- PROBLEM DETAILS
Report back each line of the records that contains the string "他说我把他的腿绊瘸了".

(Collected data)

"""

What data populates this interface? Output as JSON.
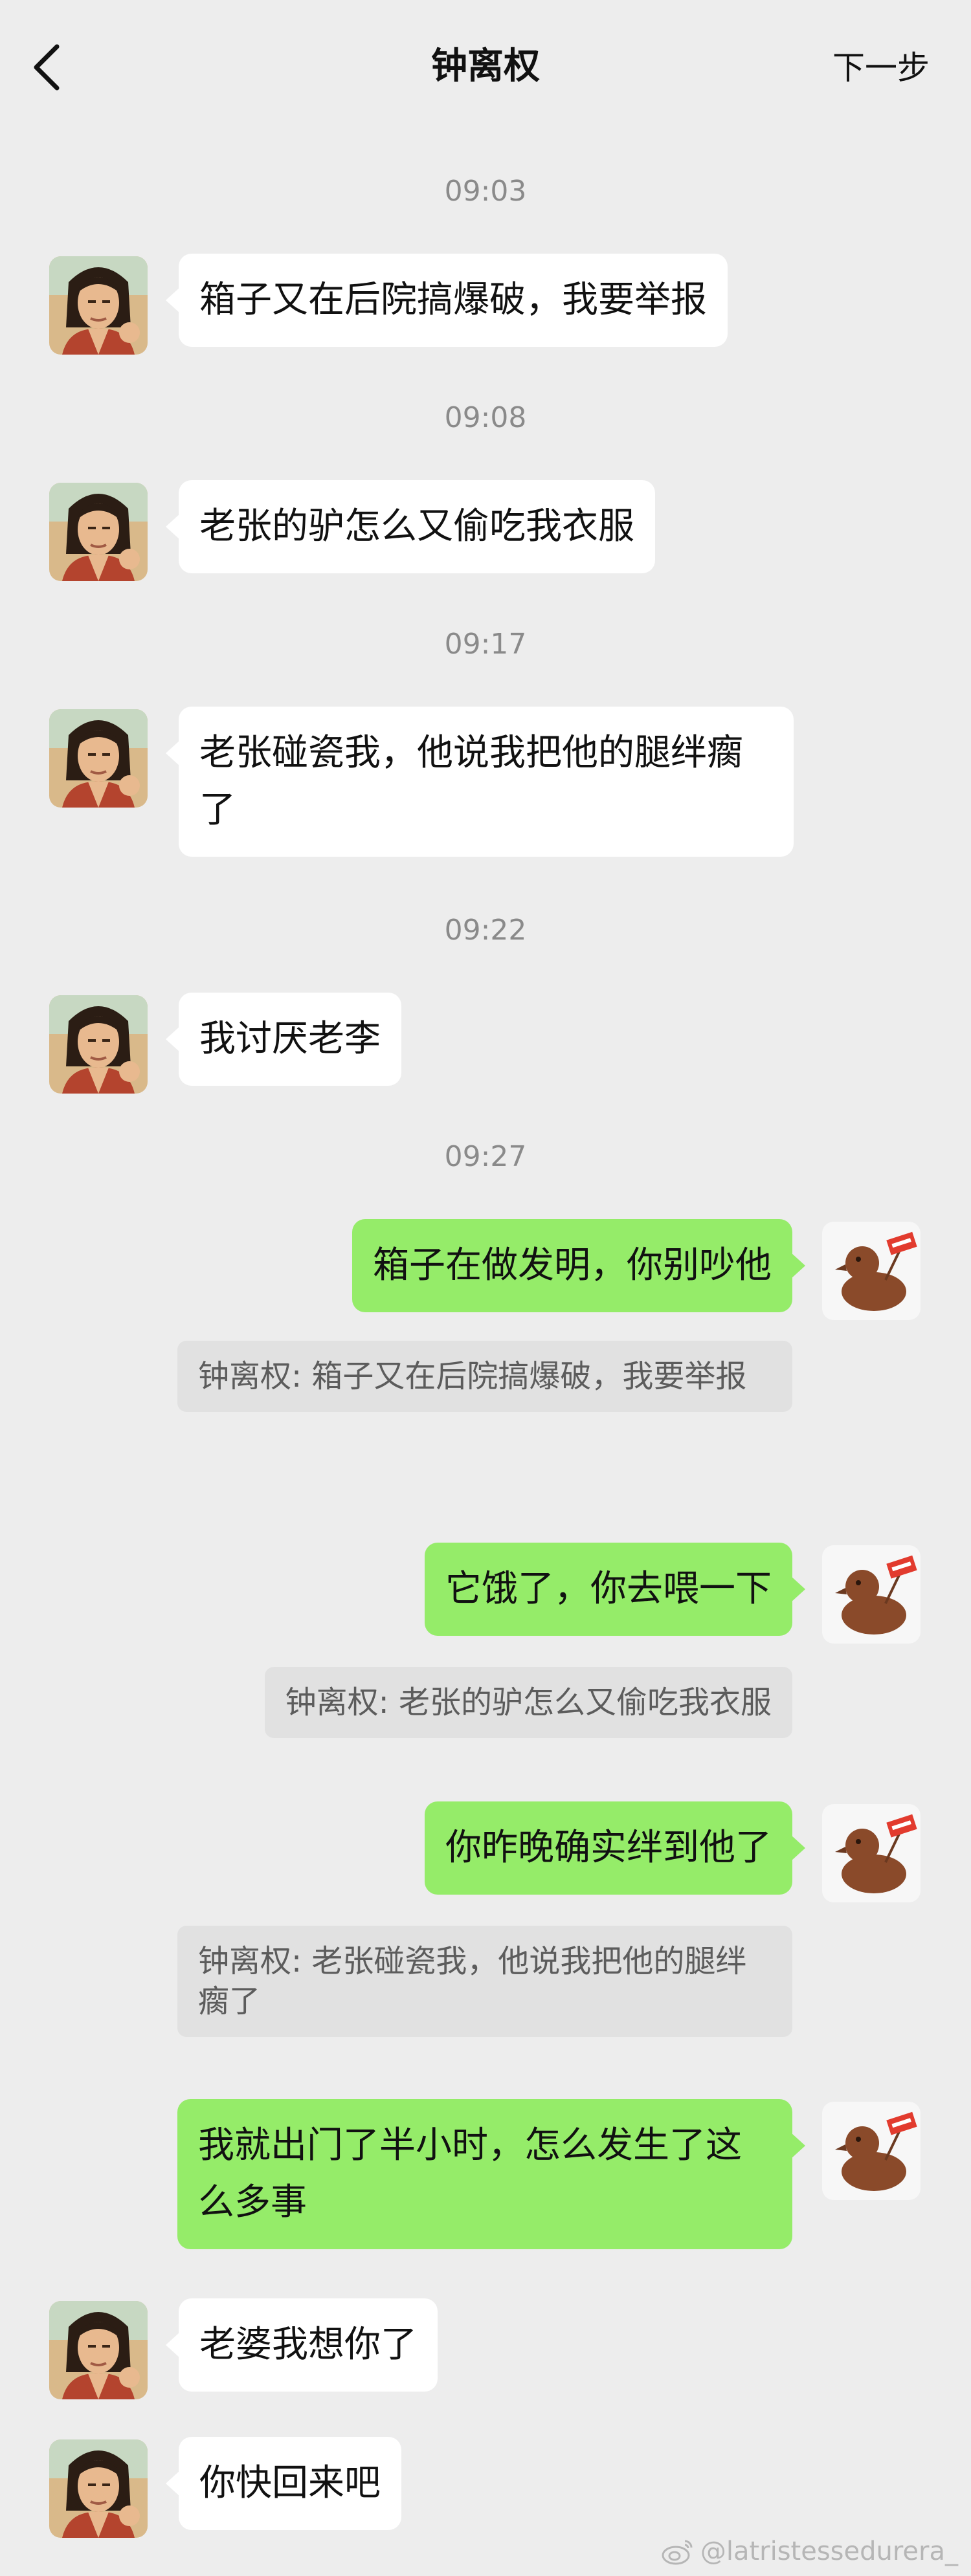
{
  "header": {
    "title": "钟离权",
    "next_label": "下一步",
    "back_icon": "chevron-left-icon"
  },
  "messages": [
    {
      "type": "time",
      "text": "09:03"
    },
    {
      "type": "in",
      "text": "箱子又在后院搞爆破，我要举报"
    },
    {
      "type": "time",
      "text": "09:08"
    },
    {
      "type": "in",
      "text": "老张的驴怎么又偷吃我衣服"
    },
    {
      "type": "time",
      "text": "09:17"
    },
    {
      "type": "in",
      "text": "老张碰瓷我，他说我把他的腿绊瘸了"
    },
    {
      "type": "time",
      "text": "09:22"
    },
    {
      "type": "in",
      "text": "我讨厌老李"
    },
    {
      "type": "time",
      "text": "09:27"
    },
    {
      "type": "out",
      "text": "箱子在做发明，你别吵他"
    },
    {
      "type": "quote",
      "text": "钟离权: 箱子又在后院搞爆破，我要举报"
    },
    {
      "type": "out",
      "text": "它饿了，你去喂一下"
    },
    {
      "type": "quote",
      "text": "钟离权: 老张的驴怎么又偷吃我衣服"
    },
    {
      "type": "out",
      "text": "你昨晚确实绊到他了"
    },
    {
      "type": "quote",
      "text": "钟离权: 老张碰瓷我，他说我把他的腿绊瘸了"
    },
    {
      "type": "out",
      "text": "我就出门了半小时，怎么发生了这么多事"
    },
    {
      "type": "in",
      "text": "老婆我想你了"
    },
    {
      "type": "in",
      "text": "你快回来吧"
    }
  ],
  "watermark": {
    "text": "@latristessedurera_",
    "icon": "weibo-icon"
  },
  "colors": {
    "background": "#ededed",
    "incoming": "#ffffff",
    "outgoing": "#95ec69",
    "quote": "#e1e1e1"
  }
}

"""

- EXPECTED OUTPUT
      "text": "老张碰瓷我，他说我把他的腿绊瘸了"
      "text": "钟离权: 老张碰瓷我，他说我把他的腿绊瘸了"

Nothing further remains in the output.